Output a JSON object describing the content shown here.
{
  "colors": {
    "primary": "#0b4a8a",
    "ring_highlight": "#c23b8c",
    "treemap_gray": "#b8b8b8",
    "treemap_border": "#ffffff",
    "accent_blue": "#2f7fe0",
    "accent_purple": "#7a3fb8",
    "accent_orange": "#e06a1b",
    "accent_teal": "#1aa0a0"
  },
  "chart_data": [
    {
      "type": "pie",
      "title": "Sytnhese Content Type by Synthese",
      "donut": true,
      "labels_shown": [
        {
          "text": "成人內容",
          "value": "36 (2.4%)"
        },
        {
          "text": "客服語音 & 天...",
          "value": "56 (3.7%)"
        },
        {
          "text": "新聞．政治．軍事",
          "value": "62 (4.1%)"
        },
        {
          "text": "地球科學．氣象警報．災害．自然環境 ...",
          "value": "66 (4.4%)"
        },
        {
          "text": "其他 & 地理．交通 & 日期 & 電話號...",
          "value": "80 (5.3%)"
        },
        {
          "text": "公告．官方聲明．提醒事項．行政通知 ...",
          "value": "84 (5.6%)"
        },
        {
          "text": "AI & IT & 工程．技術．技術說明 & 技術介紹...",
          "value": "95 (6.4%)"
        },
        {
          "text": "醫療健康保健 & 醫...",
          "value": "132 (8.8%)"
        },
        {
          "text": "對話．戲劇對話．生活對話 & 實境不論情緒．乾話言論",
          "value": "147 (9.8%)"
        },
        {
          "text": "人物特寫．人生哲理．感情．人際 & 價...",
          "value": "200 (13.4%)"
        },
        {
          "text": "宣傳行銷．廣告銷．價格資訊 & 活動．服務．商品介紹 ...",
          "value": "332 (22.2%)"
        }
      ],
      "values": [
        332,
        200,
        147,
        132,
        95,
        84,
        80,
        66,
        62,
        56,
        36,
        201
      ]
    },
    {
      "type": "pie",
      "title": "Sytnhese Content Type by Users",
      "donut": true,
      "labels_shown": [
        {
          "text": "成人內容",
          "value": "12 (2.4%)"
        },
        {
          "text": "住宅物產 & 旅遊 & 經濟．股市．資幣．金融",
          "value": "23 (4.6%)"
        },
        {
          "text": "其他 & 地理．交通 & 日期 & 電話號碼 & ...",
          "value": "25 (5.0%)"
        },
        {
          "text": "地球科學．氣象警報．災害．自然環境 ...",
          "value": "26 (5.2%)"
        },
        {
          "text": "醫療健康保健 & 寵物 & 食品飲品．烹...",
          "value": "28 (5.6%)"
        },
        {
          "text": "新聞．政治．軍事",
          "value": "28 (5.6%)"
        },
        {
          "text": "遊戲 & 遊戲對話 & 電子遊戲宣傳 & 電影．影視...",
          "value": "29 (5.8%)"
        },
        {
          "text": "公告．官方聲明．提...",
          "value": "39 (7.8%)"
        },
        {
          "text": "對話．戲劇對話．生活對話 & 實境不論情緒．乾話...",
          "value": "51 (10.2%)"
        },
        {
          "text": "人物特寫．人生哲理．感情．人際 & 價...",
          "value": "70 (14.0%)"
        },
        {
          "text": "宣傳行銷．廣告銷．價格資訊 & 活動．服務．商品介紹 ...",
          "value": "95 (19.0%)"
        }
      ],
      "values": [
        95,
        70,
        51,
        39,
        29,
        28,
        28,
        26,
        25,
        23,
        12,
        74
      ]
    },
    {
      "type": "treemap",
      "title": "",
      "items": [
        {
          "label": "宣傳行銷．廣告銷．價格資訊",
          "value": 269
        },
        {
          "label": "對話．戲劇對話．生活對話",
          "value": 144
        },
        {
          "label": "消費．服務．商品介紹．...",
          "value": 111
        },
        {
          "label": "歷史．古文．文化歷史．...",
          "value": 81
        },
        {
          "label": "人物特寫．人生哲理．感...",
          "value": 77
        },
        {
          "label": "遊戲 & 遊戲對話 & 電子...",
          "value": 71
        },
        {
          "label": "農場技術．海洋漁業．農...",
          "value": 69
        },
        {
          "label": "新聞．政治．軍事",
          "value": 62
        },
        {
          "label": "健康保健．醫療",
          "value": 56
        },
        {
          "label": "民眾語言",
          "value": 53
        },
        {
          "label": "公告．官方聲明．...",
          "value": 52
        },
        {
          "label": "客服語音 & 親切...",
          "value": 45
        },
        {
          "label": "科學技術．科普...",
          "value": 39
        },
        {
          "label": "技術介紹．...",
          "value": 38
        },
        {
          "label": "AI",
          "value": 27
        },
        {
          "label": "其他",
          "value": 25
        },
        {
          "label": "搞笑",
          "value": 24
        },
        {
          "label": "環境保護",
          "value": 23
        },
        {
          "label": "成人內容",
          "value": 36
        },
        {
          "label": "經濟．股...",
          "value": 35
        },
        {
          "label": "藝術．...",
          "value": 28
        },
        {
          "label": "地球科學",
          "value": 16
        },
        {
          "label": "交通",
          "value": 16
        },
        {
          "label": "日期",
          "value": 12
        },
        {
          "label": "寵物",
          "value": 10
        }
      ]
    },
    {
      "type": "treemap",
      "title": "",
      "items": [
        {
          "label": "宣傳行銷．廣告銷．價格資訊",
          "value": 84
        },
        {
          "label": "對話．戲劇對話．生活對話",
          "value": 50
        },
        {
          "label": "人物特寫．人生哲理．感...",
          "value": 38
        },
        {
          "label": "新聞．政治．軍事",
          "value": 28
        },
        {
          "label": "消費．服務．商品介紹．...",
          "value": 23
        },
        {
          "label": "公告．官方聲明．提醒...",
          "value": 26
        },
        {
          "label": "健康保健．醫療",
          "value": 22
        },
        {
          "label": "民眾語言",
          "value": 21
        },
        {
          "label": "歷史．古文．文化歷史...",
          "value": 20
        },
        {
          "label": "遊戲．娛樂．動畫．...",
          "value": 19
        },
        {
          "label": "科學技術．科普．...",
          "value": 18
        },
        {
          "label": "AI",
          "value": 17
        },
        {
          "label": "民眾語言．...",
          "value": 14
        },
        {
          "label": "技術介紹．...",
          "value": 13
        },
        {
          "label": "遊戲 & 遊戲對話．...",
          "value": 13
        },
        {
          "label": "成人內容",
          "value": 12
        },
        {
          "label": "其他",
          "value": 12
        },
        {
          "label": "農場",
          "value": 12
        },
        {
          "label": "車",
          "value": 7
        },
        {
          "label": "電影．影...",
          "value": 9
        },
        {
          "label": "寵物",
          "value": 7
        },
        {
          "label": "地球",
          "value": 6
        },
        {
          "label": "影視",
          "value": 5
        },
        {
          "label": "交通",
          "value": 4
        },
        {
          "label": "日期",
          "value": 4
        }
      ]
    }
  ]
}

......

TASK REQUIREMENTS> Using the data above, return each line exactly as written.

TASK RESPONSE>
Output a JSON object describing the content shown here.
{
  "colors": {
    "primary": "#0b4a8a",
    "ring_highlight": "#c23b8c",
    "treemap_gray": "#b8b8b8",
    "treemap_border": "#ffffff",
    "accent_blue": "#2f7fe0",
    "accent_purple": "#7a3fb8",
    "accent_orange": "#e06a1b",
    "accent_teal": "#1aa0a0"
  },
  "chart_data": [
    {
      "type": "pie",
      "title": "Sytnhese Content Type by Synthese",
      "donut": true,
      "labels_shown": [
        {
          "text": "成人內容",
          "value": "36 (2.4%)"
        },
        {
          "text": "客服語音 & 天...",
          "value": "56 (3.7%)"
        },
        {
          "text": "新聞．政治．軍事",
          "value": "62 (4.1%)"
        },
        {
          "text": "地球科學．氣象警報．災害．自然環境 ...",
          "value": "66 (4.4%)"
        },
        {
          "text": "其他 & 地理．交通 & 日期 & 電話號...",
          "value": "80 (5.3%)"
        },
        {
          "text": "公告．官方聲明．提醒事項．行政通知 ...",
          "value": "84 (5.6%)"
        },
        {
          "text": "AI & IT & 工程．技術．技術說明 & 技術介紹...",
          "value": "95 (6.4%)"
        },
        {
          "text": "醫療健康保健 & 醫...",
          "value": "132 (8.8%)"
        },
        {
          "text": "對話．戲劇對話．生活對話 & 實境不論情緒．乾話言論",
          "value": "147 (9.8%)"
        },
        {
          "text": "人物特寫．人生哲理．感情．人際 & 價...",
          "value": "200 (13.4%)"
        },
        {
          "text": "宣傳行銷．廣告銷．價格資訊 & 活動．服務．商品介紹 ...",
          "value": "332 (22.2%)"
        }
      ],
      "values": [
        332,
        200,
        147,
        132,
        95,
        84,
        80,
        66,
        62,
        56,
        36,
        201
      ]
    },
    {
      "type": "pie",
      "title": "Sytnhese Content Type by Users",
      "donut": true,
      "labels_shown": [
        {
          "text": "成人內容",
          "value": "12 (2.4%)"
        },
        {
          "text": "住宅物產 & 旅遊 & 經濟．股市．資幣．金融",
          "value": "23 (4.6%)"
        },
        {
          "text": "其他 & 地理．交通 & 日期 & 電話號碼 & ...",
          "value": "25 (5.0%)"
        },
        {
          "text": "地球科學．氣象警報．災害．自然環境 ...",
          "value": "26 (5.2%)"
        },
        {
          "text": "醫療健康保健 & 寵物 & 食品飲品．烹...",
          "value": "28 (5.6%)"
        },
        {
          "text": "新聞．政治．軍事",
          "value": "28 (5.6%)"
        },
        {
          "text": "遊戲 & 遊戲對話 & 電子遊戲宣傳 & 電影．影視...",
          "value": "29 (5.8%)"
        },
        {
          "text": "公告．官方聲明．提...",
          "value": "39 (7.8%)"
        },
        {
          "text": "對話．戲劇對話．生活對話 & 實境不論情緒．乾話...",
          "value": "51 (10.2%)"
        },
        {
          "text": "人物特寫．人生哲理．感情．人際 & 價...",
          "value": "70 (14.0%)"
        },
        {
          "text": "宣傳行銷．廣告銷．價格資訊 & 活動．服務．商品介紹 ...",
          "value": "95 (19.0%)"
        }
      ],
      "values": [
        95,
        70,
        51,
        39,
        29,
        28,
        28,
        26,
        25,
        23,
        12,
        74
      ]
    },
    {
      "type": "treemap",
      "title": "",
      "items": [
        {
          "label": "宣傳行銷．廣告銷．價格資訊",
          "value": 269
        },
        {
          "label": "對話．戲劇對話．生活對話",
          "value": 144
        },
        {
          "label": "消費．服務．商品介紹．...",
          "value": 111
        },
        {
          "label": "歷史．古文．文化歷史．...",
          "value": 81
        },
        {
          "label": "人物特寫．人生哲理．感...",
          "value": 77
        },
        {
          "label": "遊戲 & 遊戲對話 & 電子...",
          "value": 71
        },
        {
          "label": "農場技術．海洋漁業．農...",
          "value": 69
        },
        {
          "label": "新聞．政治．軍事",
          "value": 62
        },
        {
          "label": "健康保健．醫療",
          "value": 56
        },
        {
          "label": "民眾語言",
          "value": 53
        },
        {
          "label": "公告．官方聲明．...",
          "value": 52
        },
        {
          "label": "客服語音 & 親切...",
          "value": 45
        },
        {
          "label": "科學技術．科普...",
          "value": 39
        },
        {
          "label": "技術介紹．...",
          "value": 38
        },
        {
          "label": "AI",
          "value": 27
        },
        {
          "label": "其他",
          "value": 25
        },
        {
          "label": "搞笑",
          "value": 24
        },
        {
          "label": "環境保護",
          "value": 23
        },
        {
          "label": "成人內容",
          "value": 36
        },
        {
          "label": "經濟．股...",
          "value": 35
        },
        {
          "label": "藝術．...",
          "value": 28
        },
        {
          "label": "地球科學",
          "value": 16
        },
        {
          "label": "交通",
          "value": 16
        },
        {
          "label": "日期",
          "value": 12
        },
        {
          "label": "寵物",
          "value": 10
        }
      ]
    },
    {
      "type": "treemap",
      "title": "",
      "items": [
        {
          "label": "宣傳行銷．廣告銷．價格資訊",
          "value": 84
        },
        {
          "label": "對話．戲劇對話．生活對話",
          "value": 50
        },
        {
          "label": "人物特寫．人生哲理．感...",
          "value": 38
        },
        {
          "label": "新聞．政治．軍事",
          "value": 28
        },
        {
          "label": "消費．服務．商品介紹．...",
          "value": 23
        },
        {
          "label": "公告．官方聲明．提醒...",
          "value": 26
        },
        {
          "label": "健康保健．醫療",
          "value": 22
        },
        {
          "label": "民眾語言",
          "value": 21
        },
        {
          "label": "歷史．古文．文化歷史...",
          "value": 20
        },
        {
          "label": "遊戲．娛樂．動畫．...",
          "value": 19
        },
        {
          "label": "科學技術．科普．...",
          "value": 18
        },
        {
          "label": "AI",
          "value": 17
        },
        {
          "label": "民眾語言．...",
          "value": 14
        },
        {
          "label": "技術介紹．...",
          "value": 13
        },
        {
          "label": "遊戲 & 遊戲對話．...",
          "value": 13
        },
        {
          "label": "成人內容",
          "value": 12
        },
        {
          "label": "其他",
          "value": 12
        },
        {
          "label": "農場",
          "value": 12
        },
        {
          "label": "車",
          "value": 7
        },
        {
          "label": "電影．影...",
          "value": 9
        },
        {
          "label": "寵物",
          "value": 7
        },
        {
          "label": "地球",
          "value": 6
        },
        {
          "label": "影視",
          "value": 5
        },
        {
          "label": "交通",
          "value": 4
        },
        {
          "label": "日期",
          "value": 4
        }
      ]
    }
  ]
}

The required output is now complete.